0 1 2 3 4 5 6 7 8 9 

The benefit of the iterator indirection is that *the full list is never explicitly created!*
We can see this by doing a range calculation that would overwhelm our system memory if we actually instantiated it.

In [150]:
N = 10 ** 12
for i in range(N):
    if i >= 10: break
    print(i, end=', ')

0, 1, 2, 3, 4, 5, 6, 7, 8, 9, 

If ``range`` were to actually create that list of one trillion values, it would occupy tens of terabytes of machine memory: a waste, given the fact that we're ignoring all but the first 10 values!

In fact, there's no reason that iterators ever have to end at all!
Python's ``itertools`` library contains a ``count`` function that acts as an infinite range:

In [151]:
from itertools import count

for i in count():
    if i >= 10:
        break
    print(i, end=', ')

RECORD EXTRACTS:
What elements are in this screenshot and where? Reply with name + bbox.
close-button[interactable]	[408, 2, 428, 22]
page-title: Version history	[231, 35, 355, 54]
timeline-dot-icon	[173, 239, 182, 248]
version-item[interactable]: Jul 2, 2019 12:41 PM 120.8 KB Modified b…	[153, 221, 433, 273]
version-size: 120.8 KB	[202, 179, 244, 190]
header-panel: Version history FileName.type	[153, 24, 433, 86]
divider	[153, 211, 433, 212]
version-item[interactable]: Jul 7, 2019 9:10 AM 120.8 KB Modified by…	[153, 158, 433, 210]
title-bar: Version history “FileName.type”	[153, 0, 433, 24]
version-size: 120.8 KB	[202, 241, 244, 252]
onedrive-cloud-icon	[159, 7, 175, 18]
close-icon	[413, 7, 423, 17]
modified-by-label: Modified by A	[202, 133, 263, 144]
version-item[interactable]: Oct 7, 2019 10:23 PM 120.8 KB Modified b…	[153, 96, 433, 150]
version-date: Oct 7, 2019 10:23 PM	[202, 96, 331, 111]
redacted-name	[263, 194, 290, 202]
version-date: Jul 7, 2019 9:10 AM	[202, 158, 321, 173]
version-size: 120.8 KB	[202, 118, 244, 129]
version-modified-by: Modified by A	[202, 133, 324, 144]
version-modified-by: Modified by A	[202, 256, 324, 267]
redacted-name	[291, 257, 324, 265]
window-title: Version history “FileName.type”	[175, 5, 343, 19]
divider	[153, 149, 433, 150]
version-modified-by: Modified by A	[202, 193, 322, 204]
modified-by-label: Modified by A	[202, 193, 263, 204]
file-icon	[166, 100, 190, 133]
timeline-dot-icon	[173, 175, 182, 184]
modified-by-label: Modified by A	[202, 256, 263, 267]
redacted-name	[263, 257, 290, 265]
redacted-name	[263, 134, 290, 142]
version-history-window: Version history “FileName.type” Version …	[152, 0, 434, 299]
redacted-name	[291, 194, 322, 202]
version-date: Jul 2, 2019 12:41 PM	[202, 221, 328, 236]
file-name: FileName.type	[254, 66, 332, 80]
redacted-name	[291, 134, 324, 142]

THE PROBLEM:
Answer these from the text on Python iterators:
1. What value is assigned to N in the range example?
2. How much machine memory would a list of one trillion values occupy, according to the text?
3. Which library holds the count function, and what does count act as?

COMPLETED EXERCISE:
1. 10 ** 12
2. Tens of terabytes.
3. The itertools library; count acts as an infinite range.